▶ **Problem details**
Starting at the line that contains "Give me the", copy each line through the final one exactly as written.

Excerpts from a figure dataset:
--*--
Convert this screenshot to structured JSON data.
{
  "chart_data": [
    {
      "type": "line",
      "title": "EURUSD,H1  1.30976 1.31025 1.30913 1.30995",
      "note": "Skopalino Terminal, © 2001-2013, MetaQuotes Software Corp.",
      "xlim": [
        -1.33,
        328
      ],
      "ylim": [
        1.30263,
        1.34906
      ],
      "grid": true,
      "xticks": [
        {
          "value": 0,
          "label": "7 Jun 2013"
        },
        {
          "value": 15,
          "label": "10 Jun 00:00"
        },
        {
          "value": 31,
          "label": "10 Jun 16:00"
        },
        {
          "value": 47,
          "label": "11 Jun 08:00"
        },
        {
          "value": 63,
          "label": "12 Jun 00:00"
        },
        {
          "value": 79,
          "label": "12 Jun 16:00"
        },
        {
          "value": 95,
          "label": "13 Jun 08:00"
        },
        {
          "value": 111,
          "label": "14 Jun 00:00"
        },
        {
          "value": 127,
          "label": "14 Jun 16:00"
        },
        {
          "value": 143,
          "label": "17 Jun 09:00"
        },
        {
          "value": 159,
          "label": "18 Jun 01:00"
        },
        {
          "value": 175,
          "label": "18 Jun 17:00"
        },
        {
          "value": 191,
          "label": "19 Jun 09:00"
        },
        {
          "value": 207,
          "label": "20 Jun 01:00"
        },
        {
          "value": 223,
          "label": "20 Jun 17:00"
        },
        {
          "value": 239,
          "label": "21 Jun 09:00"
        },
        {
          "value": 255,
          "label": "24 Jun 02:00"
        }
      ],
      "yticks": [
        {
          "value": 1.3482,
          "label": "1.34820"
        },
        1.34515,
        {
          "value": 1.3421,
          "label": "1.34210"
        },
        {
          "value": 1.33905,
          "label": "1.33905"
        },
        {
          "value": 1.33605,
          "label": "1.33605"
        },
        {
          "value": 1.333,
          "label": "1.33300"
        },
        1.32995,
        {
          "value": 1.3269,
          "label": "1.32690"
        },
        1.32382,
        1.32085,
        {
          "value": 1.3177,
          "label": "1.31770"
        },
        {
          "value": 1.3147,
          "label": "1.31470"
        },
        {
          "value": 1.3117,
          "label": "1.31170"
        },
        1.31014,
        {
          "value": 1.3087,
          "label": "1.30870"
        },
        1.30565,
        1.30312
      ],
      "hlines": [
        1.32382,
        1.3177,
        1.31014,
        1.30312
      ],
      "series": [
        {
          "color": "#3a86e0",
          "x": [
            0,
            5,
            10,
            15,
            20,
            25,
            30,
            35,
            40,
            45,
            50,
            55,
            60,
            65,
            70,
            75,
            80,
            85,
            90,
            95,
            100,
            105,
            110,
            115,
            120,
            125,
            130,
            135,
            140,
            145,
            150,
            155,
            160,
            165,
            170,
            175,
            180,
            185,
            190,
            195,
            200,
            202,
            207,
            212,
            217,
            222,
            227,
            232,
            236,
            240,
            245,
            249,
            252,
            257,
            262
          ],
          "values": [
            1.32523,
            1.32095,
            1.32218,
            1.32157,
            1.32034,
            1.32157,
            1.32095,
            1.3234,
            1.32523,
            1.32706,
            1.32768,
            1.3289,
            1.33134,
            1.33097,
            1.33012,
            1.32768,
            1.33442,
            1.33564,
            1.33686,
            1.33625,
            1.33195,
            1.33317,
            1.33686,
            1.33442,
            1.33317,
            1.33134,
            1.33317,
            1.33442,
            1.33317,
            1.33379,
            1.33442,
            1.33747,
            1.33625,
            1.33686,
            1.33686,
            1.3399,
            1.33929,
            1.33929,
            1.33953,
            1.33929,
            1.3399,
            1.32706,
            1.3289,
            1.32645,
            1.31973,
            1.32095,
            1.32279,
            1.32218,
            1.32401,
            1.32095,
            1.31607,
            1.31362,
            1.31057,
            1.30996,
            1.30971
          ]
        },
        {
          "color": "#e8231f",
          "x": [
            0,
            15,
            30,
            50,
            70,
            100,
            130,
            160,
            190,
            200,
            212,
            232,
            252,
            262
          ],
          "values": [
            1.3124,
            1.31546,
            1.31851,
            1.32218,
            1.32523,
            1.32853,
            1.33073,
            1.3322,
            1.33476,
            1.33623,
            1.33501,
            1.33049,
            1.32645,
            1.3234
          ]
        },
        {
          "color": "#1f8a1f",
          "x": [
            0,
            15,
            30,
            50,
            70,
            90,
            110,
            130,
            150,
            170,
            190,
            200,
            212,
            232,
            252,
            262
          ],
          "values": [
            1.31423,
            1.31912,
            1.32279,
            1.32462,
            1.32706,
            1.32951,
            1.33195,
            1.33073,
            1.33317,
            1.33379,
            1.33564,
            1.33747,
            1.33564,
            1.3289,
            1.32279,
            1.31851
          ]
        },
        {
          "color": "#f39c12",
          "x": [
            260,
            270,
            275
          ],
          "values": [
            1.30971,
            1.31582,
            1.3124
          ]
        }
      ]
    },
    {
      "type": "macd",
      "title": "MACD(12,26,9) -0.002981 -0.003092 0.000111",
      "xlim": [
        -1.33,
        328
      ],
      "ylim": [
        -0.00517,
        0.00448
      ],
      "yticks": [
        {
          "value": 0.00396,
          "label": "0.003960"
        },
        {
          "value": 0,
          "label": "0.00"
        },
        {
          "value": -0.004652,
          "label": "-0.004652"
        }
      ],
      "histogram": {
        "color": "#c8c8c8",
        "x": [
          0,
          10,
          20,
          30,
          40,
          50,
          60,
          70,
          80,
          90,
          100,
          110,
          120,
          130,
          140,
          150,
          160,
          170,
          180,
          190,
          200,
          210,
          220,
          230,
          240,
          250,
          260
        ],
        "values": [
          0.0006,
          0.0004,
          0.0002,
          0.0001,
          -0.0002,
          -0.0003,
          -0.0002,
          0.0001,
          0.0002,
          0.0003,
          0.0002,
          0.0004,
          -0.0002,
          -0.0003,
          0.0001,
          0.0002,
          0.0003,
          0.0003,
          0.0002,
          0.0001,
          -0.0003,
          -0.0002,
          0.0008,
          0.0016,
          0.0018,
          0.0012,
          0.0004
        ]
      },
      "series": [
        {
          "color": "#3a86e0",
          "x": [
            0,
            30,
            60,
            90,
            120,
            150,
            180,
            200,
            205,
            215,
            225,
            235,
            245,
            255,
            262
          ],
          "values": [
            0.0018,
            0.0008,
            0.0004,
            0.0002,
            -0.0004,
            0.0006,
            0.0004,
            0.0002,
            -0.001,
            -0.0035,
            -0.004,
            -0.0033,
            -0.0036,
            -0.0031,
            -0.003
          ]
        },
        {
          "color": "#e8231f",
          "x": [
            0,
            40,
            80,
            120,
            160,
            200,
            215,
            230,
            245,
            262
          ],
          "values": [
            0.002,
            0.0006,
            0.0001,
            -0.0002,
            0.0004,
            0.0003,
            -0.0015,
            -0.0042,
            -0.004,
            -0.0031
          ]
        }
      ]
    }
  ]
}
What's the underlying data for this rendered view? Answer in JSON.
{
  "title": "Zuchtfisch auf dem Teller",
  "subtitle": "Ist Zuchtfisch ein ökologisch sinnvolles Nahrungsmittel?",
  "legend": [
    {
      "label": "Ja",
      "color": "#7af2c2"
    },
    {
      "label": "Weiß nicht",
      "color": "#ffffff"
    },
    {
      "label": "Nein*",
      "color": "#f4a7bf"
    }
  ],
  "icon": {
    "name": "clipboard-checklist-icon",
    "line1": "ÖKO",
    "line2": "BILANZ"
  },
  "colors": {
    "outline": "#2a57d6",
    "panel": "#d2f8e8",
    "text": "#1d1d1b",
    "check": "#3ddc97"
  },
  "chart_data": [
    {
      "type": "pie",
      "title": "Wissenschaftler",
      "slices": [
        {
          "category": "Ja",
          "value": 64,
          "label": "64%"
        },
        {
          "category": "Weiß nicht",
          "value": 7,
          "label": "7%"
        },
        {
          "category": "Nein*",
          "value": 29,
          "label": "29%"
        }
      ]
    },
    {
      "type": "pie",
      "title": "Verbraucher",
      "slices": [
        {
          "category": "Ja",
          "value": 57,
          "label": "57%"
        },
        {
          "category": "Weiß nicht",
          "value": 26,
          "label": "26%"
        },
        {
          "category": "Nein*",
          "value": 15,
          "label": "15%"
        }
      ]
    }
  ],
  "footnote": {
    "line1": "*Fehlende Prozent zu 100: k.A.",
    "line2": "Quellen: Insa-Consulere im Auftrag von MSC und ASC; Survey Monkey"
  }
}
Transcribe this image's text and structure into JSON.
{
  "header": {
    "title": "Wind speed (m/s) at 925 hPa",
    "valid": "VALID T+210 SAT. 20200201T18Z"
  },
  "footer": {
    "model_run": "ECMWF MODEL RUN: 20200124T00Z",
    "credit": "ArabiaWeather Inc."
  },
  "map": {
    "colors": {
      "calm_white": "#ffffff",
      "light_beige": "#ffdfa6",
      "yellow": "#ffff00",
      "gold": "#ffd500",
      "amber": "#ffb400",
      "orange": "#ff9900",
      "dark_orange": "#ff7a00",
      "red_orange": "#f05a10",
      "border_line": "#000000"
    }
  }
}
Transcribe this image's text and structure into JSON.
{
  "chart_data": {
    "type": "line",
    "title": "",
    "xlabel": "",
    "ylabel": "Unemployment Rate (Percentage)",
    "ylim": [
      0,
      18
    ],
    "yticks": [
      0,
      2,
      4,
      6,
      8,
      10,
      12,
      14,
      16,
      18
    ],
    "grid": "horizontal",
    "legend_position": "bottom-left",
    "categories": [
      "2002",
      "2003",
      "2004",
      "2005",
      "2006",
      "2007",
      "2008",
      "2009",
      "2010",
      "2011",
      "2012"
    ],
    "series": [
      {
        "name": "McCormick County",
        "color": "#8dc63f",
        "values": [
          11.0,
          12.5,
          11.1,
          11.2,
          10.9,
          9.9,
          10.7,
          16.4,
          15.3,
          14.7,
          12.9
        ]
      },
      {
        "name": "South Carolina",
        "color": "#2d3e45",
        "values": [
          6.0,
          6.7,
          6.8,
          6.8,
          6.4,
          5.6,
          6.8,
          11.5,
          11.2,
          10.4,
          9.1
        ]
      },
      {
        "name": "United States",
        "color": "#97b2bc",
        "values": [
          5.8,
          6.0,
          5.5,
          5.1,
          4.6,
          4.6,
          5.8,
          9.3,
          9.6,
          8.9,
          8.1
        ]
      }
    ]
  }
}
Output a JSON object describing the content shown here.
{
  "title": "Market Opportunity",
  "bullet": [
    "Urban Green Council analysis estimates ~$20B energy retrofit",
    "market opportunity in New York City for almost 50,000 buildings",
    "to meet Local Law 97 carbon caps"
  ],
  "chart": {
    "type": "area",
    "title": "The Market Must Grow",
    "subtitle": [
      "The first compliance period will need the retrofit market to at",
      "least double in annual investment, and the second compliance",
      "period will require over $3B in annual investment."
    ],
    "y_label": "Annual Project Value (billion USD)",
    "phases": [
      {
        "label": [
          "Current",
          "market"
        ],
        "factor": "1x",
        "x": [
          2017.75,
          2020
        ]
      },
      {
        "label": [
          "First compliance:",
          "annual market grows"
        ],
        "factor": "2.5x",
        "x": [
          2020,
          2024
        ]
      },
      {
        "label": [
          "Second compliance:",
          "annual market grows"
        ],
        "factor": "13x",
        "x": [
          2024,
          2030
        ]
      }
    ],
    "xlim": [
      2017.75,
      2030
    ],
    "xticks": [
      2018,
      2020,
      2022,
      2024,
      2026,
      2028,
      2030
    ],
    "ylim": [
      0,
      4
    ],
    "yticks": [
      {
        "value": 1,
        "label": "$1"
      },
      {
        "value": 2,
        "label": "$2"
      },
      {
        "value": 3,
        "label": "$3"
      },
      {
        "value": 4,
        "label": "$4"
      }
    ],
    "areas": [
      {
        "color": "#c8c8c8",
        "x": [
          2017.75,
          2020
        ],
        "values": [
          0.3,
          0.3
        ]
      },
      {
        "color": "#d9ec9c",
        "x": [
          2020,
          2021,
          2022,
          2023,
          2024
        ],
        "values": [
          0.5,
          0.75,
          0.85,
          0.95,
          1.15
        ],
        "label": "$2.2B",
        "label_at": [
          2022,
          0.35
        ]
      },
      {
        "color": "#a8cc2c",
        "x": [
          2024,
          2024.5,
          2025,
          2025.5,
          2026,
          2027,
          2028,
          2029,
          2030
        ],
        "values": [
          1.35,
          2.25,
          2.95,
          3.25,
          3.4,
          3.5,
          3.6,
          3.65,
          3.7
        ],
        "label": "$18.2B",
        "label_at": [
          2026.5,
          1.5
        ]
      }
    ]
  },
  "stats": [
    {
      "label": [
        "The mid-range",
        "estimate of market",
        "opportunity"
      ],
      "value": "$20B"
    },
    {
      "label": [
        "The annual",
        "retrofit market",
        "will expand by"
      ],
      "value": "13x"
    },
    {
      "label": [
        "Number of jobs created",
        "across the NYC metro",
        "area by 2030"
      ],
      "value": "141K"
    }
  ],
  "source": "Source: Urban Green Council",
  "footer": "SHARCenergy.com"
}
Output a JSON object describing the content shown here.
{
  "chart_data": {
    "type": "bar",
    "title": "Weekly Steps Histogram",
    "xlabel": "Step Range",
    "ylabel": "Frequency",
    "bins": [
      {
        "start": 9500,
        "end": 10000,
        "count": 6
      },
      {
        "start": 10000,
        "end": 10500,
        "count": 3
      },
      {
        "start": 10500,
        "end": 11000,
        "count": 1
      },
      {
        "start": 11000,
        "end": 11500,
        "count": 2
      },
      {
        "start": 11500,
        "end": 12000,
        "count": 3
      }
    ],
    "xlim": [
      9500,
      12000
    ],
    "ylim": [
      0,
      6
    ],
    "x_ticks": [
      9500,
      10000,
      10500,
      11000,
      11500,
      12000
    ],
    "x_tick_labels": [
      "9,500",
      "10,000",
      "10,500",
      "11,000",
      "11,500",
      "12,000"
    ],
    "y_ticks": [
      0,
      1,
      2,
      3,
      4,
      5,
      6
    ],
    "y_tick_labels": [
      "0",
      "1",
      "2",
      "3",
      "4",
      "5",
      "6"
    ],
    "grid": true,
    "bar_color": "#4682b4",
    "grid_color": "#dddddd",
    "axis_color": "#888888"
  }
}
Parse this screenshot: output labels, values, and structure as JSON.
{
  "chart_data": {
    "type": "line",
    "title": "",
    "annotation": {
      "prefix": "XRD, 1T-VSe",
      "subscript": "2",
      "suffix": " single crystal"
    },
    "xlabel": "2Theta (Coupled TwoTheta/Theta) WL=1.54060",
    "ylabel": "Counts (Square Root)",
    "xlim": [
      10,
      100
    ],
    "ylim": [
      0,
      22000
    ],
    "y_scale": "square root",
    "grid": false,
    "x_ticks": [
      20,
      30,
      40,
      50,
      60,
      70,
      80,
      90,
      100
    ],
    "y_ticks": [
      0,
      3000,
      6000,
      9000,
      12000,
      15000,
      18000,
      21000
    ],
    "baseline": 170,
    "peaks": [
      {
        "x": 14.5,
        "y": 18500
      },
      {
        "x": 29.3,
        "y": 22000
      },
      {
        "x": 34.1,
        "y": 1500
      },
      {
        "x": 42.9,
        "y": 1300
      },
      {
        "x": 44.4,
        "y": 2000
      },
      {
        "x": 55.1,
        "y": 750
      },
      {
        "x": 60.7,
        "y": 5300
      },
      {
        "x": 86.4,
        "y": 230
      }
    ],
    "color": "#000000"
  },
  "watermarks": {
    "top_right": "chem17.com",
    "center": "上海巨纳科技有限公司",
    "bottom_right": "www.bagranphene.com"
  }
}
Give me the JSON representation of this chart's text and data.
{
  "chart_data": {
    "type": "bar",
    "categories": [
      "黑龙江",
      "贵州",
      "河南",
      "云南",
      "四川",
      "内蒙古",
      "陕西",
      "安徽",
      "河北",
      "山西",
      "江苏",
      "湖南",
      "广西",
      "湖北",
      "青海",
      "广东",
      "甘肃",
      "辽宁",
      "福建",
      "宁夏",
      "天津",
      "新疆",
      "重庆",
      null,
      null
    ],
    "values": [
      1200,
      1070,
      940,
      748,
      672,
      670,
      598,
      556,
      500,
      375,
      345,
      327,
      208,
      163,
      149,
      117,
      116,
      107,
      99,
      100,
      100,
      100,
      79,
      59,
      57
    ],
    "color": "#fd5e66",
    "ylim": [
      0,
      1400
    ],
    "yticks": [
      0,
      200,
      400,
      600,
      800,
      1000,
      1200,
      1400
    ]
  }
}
--*--
▶ **Solution for this exercise**
Give me the JSON representation of this chart's text and data.
{
  "chart_data": {
    "type": "bar",
    "categories": [
      "黑龙江",
      "贵州",
      "河南",
      "云南",
      "四川",
      "内蒙古",
      "陕西",
      "安徽",
      "河北",
      "山西",
      "江苏",
      "湖南",
      "广西",
      "湖北",
      "青海",
      "广东",
      "甘肃",
      "辽宁",
      "福建",
      "宁夏",
      "天津",
      "新疆",
      "重庆",
      null,
      null
    ],
    "values": [
      1200,
      1070,
      940,
      748,
      672,
      670,
      598,
      556,
      500,
      375,
      345,
      327,
      208,
      163,
      149,
      117,
      116,
      107,
      99,
      100,
      100,
      100,
      79,
      59,
      57
    ],
    "color": "#fd5e66",
    "ylim": [
      0,
      1400
    ],
    "yticks": [
      0,
      200,
      400,
      600,
      800,
      1000,
      1200,
      1400
    ]
  }
}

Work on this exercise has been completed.